Check every line of the data below for the string "学习二十大", and copy the ones that hold it.

[Recorded data]

━━━━━━

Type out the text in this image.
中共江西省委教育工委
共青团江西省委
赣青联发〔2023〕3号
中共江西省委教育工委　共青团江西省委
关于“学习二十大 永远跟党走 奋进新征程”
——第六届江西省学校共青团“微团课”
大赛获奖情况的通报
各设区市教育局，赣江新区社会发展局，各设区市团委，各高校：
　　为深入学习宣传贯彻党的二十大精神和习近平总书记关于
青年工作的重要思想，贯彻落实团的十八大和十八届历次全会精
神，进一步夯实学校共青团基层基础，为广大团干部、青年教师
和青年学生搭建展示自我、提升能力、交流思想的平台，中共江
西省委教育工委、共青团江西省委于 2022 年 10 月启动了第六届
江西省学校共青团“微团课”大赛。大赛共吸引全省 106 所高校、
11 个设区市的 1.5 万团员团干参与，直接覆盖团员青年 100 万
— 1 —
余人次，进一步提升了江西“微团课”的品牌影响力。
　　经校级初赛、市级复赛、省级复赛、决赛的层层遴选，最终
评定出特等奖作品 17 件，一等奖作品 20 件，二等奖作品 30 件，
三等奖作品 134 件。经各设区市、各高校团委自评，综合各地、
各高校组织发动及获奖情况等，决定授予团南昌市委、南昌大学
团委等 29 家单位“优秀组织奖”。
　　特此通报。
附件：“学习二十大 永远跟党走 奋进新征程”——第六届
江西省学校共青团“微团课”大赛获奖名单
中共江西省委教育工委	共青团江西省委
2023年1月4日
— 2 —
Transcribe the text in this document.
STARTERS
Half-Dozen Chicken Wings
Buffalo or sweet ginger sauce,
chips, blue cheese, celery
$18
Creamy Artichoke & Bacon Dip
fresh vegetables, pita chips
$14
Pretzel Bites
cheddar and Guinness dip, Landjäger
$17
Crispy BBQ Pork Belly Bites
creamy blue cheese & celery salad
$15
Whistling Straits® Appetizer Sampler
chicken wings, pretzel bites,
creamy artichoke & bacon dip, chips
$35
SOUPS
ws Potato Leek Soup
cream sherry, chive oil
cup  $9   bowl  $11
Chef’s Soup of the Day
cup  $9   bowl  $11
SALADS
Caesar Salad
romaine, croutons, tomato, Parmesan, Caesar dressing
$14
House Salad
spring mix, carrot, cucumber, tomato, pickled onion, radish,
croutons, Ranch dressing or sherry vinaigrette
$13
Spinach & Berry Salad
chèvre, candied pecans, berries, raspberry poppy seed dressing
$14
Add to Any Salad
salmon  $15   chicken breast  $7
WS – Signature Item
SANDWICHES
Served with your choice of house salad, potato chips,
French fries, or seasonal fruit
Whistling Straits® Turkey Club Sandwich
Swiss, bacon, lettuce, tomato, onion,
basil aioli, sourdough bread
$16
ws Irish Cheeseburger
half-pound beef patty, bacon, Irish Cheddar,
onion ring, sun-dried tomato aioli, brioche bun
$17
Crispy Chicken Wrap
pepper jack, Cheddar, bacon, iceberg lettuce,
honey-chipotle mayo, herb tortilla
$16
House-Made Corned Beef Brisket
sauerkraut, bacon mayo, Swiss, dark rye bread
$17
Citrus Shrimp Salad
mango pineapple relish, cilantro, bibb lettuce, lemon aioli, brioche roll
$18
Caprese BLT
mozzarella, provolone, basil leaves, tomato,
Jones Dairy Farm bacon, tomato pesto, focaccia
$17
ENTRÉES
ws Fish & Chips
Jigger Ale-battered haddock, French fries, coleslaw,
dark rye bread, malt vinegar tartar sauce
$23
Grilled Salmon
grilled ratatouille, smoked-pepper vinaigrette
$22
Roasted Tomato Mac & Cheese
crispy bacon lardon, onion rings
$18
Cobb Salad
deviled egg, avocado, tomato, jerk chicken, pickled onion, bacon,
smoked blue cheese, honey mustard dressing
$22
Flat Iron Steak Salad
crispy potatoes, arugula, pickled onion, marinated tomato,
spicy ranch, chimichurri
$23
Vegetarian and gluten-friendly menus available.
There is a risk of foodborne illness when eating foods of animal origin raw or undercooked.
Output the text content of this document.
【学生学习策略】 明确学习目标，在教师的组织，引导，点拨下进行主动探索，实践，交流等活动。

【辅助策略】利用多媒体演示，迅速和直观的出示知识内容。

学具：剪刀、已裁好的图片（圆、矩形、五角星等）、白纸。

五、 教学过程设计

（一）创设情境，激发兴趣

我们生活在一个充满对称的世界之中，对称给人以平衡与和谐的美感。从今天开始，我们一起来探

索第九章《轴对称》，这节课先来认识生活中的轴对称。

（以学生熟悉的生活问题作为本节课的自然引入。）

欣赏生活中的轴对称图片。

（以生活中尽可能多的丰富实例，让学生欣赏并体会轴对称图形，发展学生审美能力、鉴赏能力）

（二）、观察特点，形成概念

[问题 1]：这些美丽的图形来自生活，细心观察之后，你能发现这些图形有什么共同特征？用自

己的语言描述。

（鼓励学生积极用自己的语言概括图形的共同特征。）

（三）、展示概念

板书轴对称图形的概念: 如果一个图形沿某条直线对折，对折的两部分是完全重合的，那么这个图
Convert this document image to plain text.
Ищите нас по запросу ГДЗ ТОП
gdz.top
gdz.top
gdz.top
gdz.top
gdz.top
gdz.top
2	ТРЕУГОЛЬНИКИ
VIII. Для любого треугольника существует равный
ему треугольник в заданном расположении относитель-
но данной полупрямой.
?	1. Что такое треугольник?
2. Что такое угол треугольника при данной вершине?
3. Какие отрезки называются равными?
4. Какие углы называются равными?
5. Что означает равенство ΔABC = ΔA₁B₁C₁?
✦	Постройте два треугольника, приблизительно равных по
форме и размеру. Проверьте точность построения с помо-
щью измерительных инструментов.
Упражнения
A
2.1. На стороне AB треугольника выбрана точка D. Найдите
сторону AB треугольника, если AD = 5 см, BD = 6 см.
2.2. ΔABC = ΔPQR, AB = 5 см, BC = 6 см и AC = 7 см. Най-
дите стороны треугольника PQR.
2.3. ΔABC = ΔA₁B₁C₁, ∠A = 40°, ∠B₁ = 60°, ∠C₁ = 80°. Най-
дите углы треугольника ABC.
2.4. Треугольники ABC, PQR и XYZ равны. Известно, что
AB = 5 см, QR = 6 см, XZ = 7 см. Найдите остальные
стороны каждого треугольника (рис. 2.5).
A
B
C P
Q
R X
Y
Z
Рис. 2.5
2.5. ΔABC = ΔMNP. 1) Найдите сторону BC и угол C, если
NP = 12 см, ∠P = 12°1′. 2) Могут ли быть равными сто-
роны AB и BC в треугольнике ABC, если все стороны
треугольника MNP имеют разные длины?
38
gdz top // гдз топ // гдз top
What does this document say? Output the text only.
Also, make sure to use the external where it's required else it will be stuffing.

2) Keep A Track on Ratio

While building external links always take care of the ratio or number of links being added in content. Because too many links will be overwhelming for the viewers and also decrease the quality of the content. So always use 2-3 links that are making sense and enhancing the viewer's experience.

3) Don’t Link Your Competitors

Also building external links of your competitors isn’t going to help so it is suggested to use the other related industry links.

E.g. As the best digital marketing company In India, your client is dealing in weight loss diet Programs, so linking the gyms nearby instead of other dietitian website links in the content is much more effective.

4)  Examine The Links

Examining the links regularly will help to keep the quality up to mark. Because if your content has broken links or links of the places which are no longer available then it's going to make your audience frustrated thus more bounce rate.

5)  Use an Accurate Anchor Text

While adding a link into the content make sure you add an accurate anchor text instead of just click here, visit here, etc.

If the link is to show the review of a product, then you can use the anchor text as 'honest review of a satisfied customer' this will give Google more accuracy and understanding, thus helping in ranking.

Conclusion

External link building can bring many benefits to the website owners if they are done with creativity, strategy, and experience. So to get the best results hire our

━━━━━━

** Finished task **
关于“学习二十大 永远跟党走 奋进新征程”
附件：“学习二十大 永远跟党走 奋进新征程”——第六届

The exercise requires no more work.